▶ The problem:
Write the material out again, line by line, exactly as it is.
--- Recorded data ---
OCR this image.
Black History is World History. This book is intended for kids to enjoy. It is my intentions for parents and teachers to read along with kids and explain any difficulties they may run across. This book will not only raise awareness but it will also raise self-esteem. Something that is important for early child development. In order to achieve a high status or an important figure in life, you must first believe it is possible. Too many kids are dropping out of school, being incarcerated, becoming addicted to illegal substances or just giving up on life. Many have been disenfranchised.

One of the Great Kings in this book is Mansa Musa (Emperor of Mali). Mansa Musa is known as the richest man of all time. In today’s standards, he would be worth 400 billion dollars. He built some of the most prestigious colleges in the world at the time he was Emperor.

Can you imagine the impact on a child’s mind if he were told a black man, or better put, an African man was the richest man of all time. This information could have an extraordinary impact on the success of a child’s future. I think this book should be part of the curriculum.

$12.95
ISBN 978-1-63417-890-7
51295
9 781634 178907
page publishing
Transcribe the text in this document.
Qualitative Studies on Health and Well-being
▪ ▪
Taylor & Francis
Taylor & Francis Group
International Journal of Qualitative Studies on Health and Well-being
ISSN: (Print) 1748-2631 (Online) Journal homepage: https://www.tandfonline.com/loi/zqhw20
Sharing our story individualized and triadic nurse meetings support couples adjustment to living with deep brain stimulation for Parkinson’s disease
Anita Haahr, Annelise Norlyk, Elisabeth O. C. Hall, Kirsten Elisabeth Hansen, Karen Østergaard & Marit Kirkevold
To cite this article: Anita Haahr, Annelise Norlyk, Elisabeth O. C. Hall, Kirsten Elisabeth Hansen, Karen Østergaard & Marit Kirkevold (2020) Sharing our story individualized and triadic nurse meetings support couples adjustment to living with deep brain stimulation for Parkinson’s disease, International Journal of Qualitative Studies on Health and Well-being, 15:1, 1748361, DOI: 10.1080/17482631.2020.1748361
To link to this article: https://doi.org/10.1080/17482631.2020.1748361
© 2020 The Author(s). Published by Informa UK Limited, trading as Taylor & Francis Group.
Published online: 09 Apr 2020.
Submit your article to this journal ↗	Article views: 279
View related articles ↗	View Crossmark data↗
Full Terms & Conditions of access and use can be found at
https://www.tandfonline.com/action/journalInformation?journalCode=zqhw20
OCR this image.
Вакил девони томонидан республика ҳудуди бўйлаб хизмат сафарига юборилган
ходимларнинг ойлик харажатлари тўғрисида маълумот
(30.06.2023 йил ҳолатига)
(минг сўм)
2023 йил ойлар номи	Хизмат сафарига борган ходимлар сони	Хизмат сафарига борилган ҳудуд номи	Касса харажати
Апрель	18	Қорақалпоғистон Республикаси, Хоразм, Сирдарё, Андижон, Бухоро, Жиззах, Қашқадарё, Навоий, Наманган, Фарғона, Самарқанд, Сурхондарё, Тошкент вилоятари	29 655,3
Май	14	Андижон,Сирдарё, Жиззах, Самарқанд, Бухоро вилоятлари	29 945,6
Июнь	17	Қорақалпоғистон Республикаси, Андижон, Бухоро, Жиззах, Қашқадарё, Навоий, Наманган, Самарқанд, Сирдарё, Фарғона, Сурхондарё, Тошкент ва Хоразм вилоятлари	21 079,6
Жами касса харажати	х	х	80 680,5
---
▶ Result for this task:
OCR this image.
Black History is World History. This book is intended for kids to enjoy. It is my intentions for parents and teachers to read along with kids and explain any difficulties they may run across. This book will not only raise awareness but it will also raise self-esteem. Something that is important for early child development. In order to achieve a high status or an important figure in life, you must first believe it is possible. Too many kids are dropping out of school, being incarcerated, becoming addicted to illegal substances or just giving up on life. Many have been disenfranchised.

One of the Great Kings in this book is Mansa Musa (Emperor of Mali). Mansa Musa is known as the richest man of all time. In today’s standards, he would be worth 400 billion dollars. He built some of the most prestigious colleges in the world at the time he was Emperor.

Can you imagine the impact on a child’s mind if he were told a black man, or better put, an African man was the richest man of all time. This information could have an extraordinary impact on the success of a child’s future. I think this book should be part of the curriculum.

$12.95
ISBN 978-1-63417-890-7
51295
9 781634 178907
page publishing
Transcribe the text in this document.
Qualitative Studies on Health and Well-being
▪ ▪
Taylor & Francis
Taylor & Francis Group
International Journal of Qualitative Studies on Health and Well-being
ISSN: (Print) 1748-2631 (Online) Journal homepage: https://www.tandfonline.com/loi/zqhw20
Sharing our story individualized and triadic nurse meetings support couples adjustment to living with deep brain stimulation for Parkinson’s disease
Anita Haahr, Annelise Norlyk, Elisabeth O. C. Hall, Kirsten Elisabeth Hansen, Karen Østergaard & Marit Kirkevold
To cite this article: Anita Haahr, Annelise Norlyk, Elisabeth O. C. Hall, Kirsten Elisabeth Hansen, Karen Østergaard & Marit Kirkevold (2020) Sharing our story individualized and triadic nurse meetings support couples adjustment to living with deep brain stimulation for Parkinson’s disease, International Journal of Qualitative Studies on Health and Well-being, 15:1, 1748361, DOI: 10.1080/17482631.2020.1748361
To link to this article: https://doi.org/10.1080/17482631.2020.1748361
© 2020 The Author(s). Published by Informa UK Limited, trading as Taylor & Francis Group.
Published online: 09 Apr 2020.
Submit your article to this journal ↗	Article views: 279
View related articles ↗	View Crossmark data↗
Full Terms & Conditions of access and use can be found at
https://www.tandfonline.com/action/journalInformation?journalCode=zqhw20
OCR this image.
Вакил девони томонидан республика ҳудуди бўйлаб хизмат сафарига юборилган
ходимларнинг ойлик харажатлари тўғрисида маълумот
(30.06.2023 йил ҳолатига)
(минг сўм)
2023 йил ойлар номи	Хизмат сафарига борган ходимлар сони	Хизмат сафарига борилган ҳудуд номи	Касса харажати
Апрель	18	Қорақалпоғистон Республикаси, Хоразм, Сирдарё, Андижон, Бухоро, Жиззах, Қашқадарё, Навоий, Наманган, Фарғона, Самарқанд, Сурхондарё, Тошкент вилоятари	29 655,3
Май	14	Андижон,Сирдарё, Жиззах, Самарқанд, Бухоро вилоятлари	29 945,6
Июнь	17	Қорақалпоғистон Республикаси, Андижон, Бухоро, Жиззах, Қашқадарё, Навоий, Наманган, Самарқанд, Сирдарё, Фарғона, Сурхондарё, Тошкент ва Хоразм вилоятлари	21 079,6
Жами касса харажати	х	х	80 680,5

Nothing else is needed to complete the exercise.